Your objective -> The records that follow are to be repeated exactly, with the pictures removed.
[BEGIN Data to process]
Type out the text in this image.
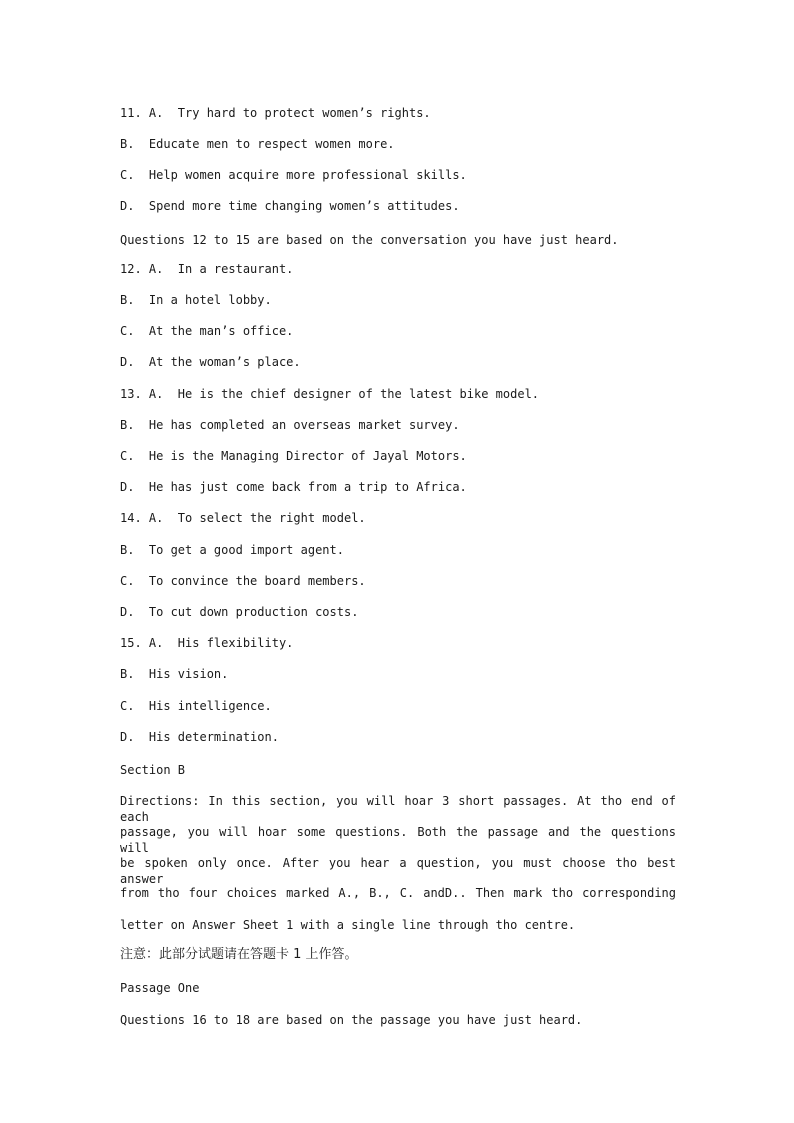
11. A.  Try hard to protect women’s rights.

B.  Educate men to respect women more.

C.  Help women acquire more professional skills.

D.  Spend more time changing women’s attitudes.

Questions 12 to 15 are based on the conversation you have just heard.

12. A.  In a restaurant.

B.  In a hotel lobby.

C.  At the man’s office.

D.  At the woman’s place.

13. A.  He is the chief designer of the latest bike model.

B.  He has completed an overseas market survey.

C.  He is the Managing Director of Jayal Motors.

D.  He has just come back from a trip to Africa.

14. A.  To select the right model.

B.  To get a good import agent.

C.  To convince the board members.

D.  To cut down production costs.

15. A.  His flexibility.

B.  His vision.

C.  His intelligence.

D.  His determination.

Section B

Directions: In this section, you will hoar 3 short passages. At tho end of each
passage, you will hoar some questions. Both the passage and the questions will
be spoken only once. After you hear a question, you must choose tho best answer
from tho four choices marked A., B., C. andD.. Then mark tho corresponding
letter on Answer Sheet 1 with a single line through tho centre.

注意：此部分试题请在答题卡 1 上作答。

Passage One

Questions 16 to 18 are based on the passage you have just heard.
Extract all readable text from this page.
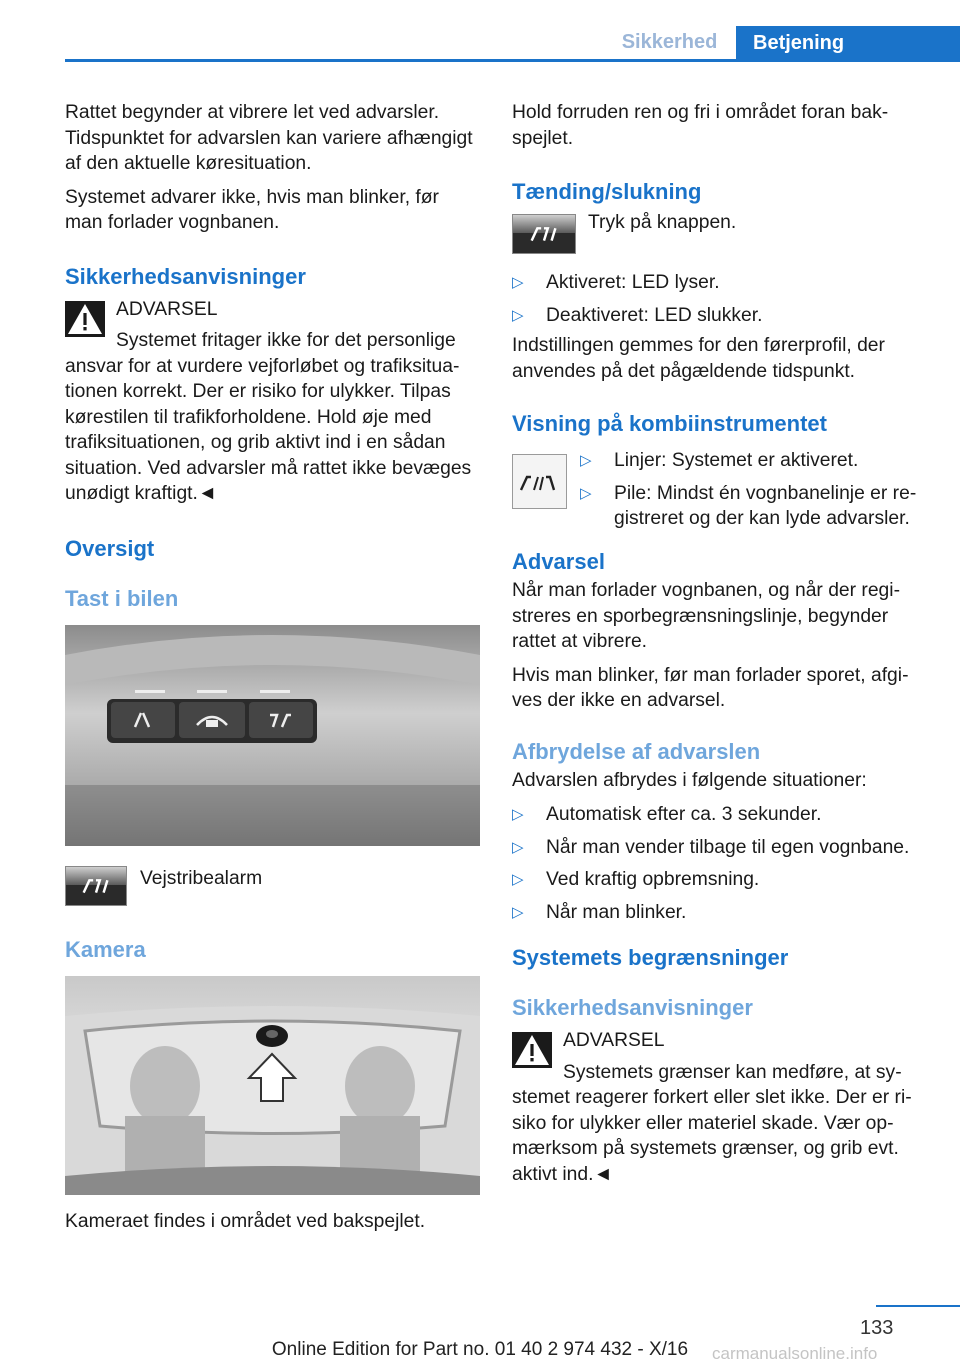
Sikkerhed	Betjening

Rattet begynder at vibrere let ved advarsler. Tidspunktet for advarslen kan variere afhængigt af den aktuelle køresituation.

Systemet advarer ikke, hvis man blinker, før man forlader vognbanen.

Sikkerhedsanvisninger

ADVARSEL

Systemet fritager ikke for det personlige ansvar for at vurdere vejforløbet og trafiksituationen korrekt. Der er risiko for ulykker. Tilpas kørestilen til trafikforholdene. Hold øje med trafiksituationen, og grib aktivt ind i en sådan situation. Ved advarsler må rattet ikke bevæges unødigt kraftigt.◄

Oversigt
Tast i bilen

Vejstribealarm

Kamera

Kameraet findes i området ved bakspejlet.

Hold forruden ren og fri i området foran bakspejlet.

Tænding/slukning

Tryk på knappen.

▷ Aktiveret: LED lyser.
▷ Deaktiveret: LED slukker.

Indstillingen gemmes for den førerprofil, der anvendes på det pågældende tidspunkt.

Visning på kombiinstrumentet
▷ Linjer: Systemet er aktiveret.
▷ Pile: Mindst én vognbanelinje er registreret og der kan lyde advarsler.
Advarsel

Når man forlader vognbanen, og når der registreres en sporbegrænsningslinje, begynder rattet at vibrere.

Hvis man blinker, før man forlader sporet, afgives der ikke en advarsel.

Afbrydelse af advarslen

Advarslen afbrydes i følgende situationer:

▷ Automatisk efter ca. 3 sekunder.
▷ Når man vender tilbage til egen vognbane.
▷ Ved kraftig opbremsning.
▷ Når man blinker.
Systemets begrænsninger
Sikkerhedsanvisninger

ADVARSEL

Systemets grænser kan medføre, at systemet reagerer forkert eller slet ikke. Der er risiko for ulykker eller materiel skade. Vær opmærksom på systemets grænser, og grib evt. aktivt ind.◄

133
Online Edition for Part no. 01 40 2 974 432 - X/16	carmanualsonline.info
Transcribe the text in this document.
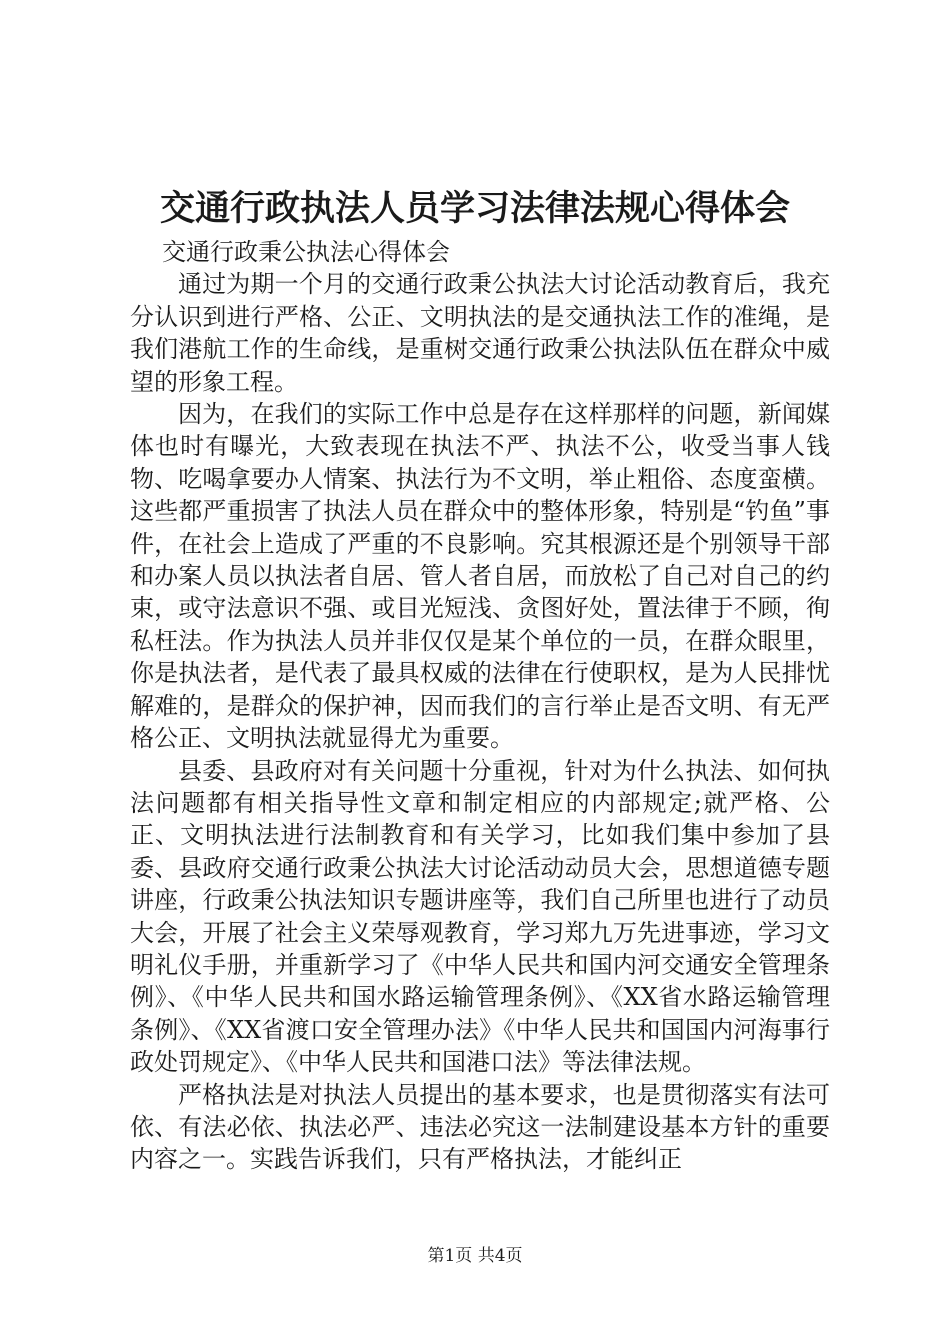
交通行政执法人员学习法律法规心得体会

交通行政秉公执法心得体会

通过为期一个月的交通行政秉公执法大讨论活动教育后，我充分认识到进行严格、公正、文明执法的是交通执法工作的准绳，是我们港航工作的生命线，是重树交通行政秉公执法队伍在群众中威望的形象工程。

因为，在我们的实际工作中总是存在这样那样的问题，新闻媒体也时有曝光，大致表现在执法不严、执法不公，收受当事人钱物、吃喝拿要办人情案、执法行为不文明，举止粗俗、态度蛮横。这些都严重损害了执法人员在群众中的整体形象，特别是“钓鱼”事件，在社会上造成了严重的不良影响。究其根源还是个别领导干部和办案人员以执法者自居、管人者自居，而放松了自己对自己的约束，或守法意识不强、或目光短浅、贪图好处，置法律于不顾，徇私枉法。作为执法人员并非仅仅是某个单位的一员，在群众眼里，你是执法者，是代表了最具权威的法律在行使职权，是为人民排忧解难的，是群众的保护神，因而我们的言行举止是否文明、有无严格公正、文明执法就显得尤为重要。

县委、县政府对有关问题十分重视，针对为什么执法、如何执法问题都有相关指导性文章和制定相应的内部规定;就严格、公正、文明执法进行法制教育和有关学习，比如我们集中参加了县委、县政府交通行政秉公执法大讨论活动动员大会，思想道德专题讲座，行政秉公执法知识专题讲座等，我们自己所里也进行了动员大会，开展了社会主义荣辱观教育，学习郑九万先进事迹，学习文明礼仪手册，并重新学习了《中华人民共和国内河交通安全管理条例》、《中华人民共和国水路运输管理条例》、《XX省水路运输管理条例》、《XX省渡口安全管理办法》《中华人民共和国国内河海事行政处罚规定》、《中华人民共和国港口法》等法律法规。

严格执法是对执法人员提出的基本要求，也是贯彻落实有法可依、有法必依、执法必严、违法必究这一法制建设基本方针的重要内容之一。实践告诉我们，只有严格执法，才能纠正

第1页 共4页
[END Data to process]
Output ->
Type out the text in this image.
11. A.  Try hard to protect women’s rights.

B.  Educate men to respect women more.

C.  Help women acquire more professional skills.

D.  Spend more time changing women’s attitudes.

Questions 12 to 15 are based on the conversation you have just heard.

12. A.  In a restaurant.

B.  In a hotel lobby.

C.  At the man’s office.

D.  At the woman’s place.

13. A.  He is the chief designer of the latest bike model.

B.  He has completed an overseas market survey.

C.  He is the Managing Director of Jayal Motors.

D.  He has just come back from a trip to Africa.

14. A.  To select the right model.

B.  To get a good import agent.

C.  To convince the board members.

D.  To cut down production costs.

15. A.  His flexibility.

B.  His vision.

C.  His intelligence.

D.  His determination.

Section B

Directions: In this section, you will hoar 3 short passages. At tho end of each
passage, you will hoar some questions. Both the passage and the questions will
be spoken only once. After you hear a question, you must choose tho best answer
from tho four choices marked A., B., C. andD.. Then mark tho corresponding
letter on Answer Sheet 1 with a single line through tho centre.

注意：此部分试题请在答题卡 1 上作答。

Passage One

Questions 16 to 18 are based on the passage you have just heard.
Extract all readable text from this page.
Sikkerhed	Betjening

Rattet begynder at vibrere let ved advarsler. Tidspunktet for advarslen kan variere afhængigt af den aktuelle køresituation.

Systemet advarer ikke, hvis man blinker, før man forlader vognbanen.

Sikkerhedsanvisninger

ADVARSEL

Systemet fritager ikke for det personlige ansvar for at vurdere vejforløbet og trafiksituationen korrekt. Der er risiko for ulykker. Tilpas kørestilen til trafikforholdene. Hold øje med trafiksituationen, og grib aktivt ind i en sådan situation. Ved advarsler må rattet ikke bevæges unødigt kraftigt.◄

Oversigt
Tast i bilen

Vejstribealarm

Kamera

Kameraet findes i området ved bakspejlet.

Hold forruden ren og fri i området foran bakspejlet.

Tænding/slukning

Tryk på knappen.

▷ Aktiveret: LED lyser.
▷ Deaktiveret: LED slukker.

Indstillingen gemmes for den førerprofil, der anvendes på det pågældende tidspunkt.

Visning på kombiinstrumentet
▷ Linjer: Systemet er aktiveret.
▷ Pile: Mindst én vognbanelinje er registreret og der kan lyde advarsler.
Advarsel

Når man forlader vognbanen, og når der registreres en sporbegrænsningslinje, begynder rattet at vibrere.

Hvis man blinker, før man forlader sporet, afgives der ikke en advarsel.

Afbrydelse af advarslen

Advarslen afbrydes i følgende situationer:

▷ Automatisk efter ca. 3 sekunder.
▷ Når man vender tilbage til egen vognbane.
▷ Ved kraftig opbremsning.
▷ Når man blinker.
Systemets begrænsninger
Sikkerhedsanvisninger

ADVARSEL

Systemets grænser kan medføre, at systemet reagerer forkert eller slet ikke. Der er risiko for ulykker eller materiel skade. Vær opmærksom på systemets grænser, og grib evt. aktivt ind.◄

133
Online Edition for Part no. 01 40 2 974 432 - X/16	carmanualsonline.info
Transcribe the text in this document.
交通行政执法人员学习法律法规心得体会

交通行政秉公执法心得体会

通过为期一个月的交通行政秉公执法大讨论活动教育后，我充分认识到进行严格、公正、文明执法的是交通执法工作的准绳，是我们港航工作的生命线，是重树交通行政秉公执法队伍在群众中威望的形象工程。

因为，在我们的实际工作中总是存在这样那样的问题，新闻媒体也时有曝光，大致表现在执法不严、执法不公，收受当事人钱物、吃喝拿要办人情案、执法行为不文明，举止粗俗、态度蛮横。这些都严重损害了执法人员在群众中的整体形象，特别是“钓鱼”事件，在社会上造成了严重的不良影响。究其根源还是个别领导干部和办案人员以执法者自居、管人者自居，而放松了自己对自己的约束，或守法意识不强、或目光短浅、贪图好处，置法律于不顾，徇私枉法。作为执法人员并非仅仅是某个单位的一员，在群众眼里，你是执法者，是代表了最具权威的法律在行使职权，是为人民排忧解难的，是群众的保护神，因而我们的言行举止是否文明、有无严格公正、文明执法就显得尤为重要。

县委、县政府对有关问题十分重视，针对为什么执法、如何执法问题都有相关指导性文章和制定相应的内部规定;就严格、公正、文明执法进行法制教育和有关学习，比如我们集中参加了县委、县政府交通行政秉公执法大讨论活动动员大会，思想道德专题讲座，行政秉公执法知识专题讲座等，我们自己所里也进行了动员大会，开展了社会主义荣辱观教育，学习郑九万先进事迹，学习文明礼仪手册，并重新学习了《中华人民共和国内河交通安全管理条例》、《中华人民共和国水路运输管理条例》、《XX省水路运输管理条例》、《XX省渡口安全管理办法》《中华人民共和国国内河海事行政处罚规定》、《中华人民共和国港口法》等法律法规。

严格执法是对执法人员提出的基本要求，也是贯彻落实有法可依、有法必依、执法必严、违法必究这一法制建设基本方针的重要内容之一。实践告诉我们，只有严格执法，才能纠正

第1页 共4页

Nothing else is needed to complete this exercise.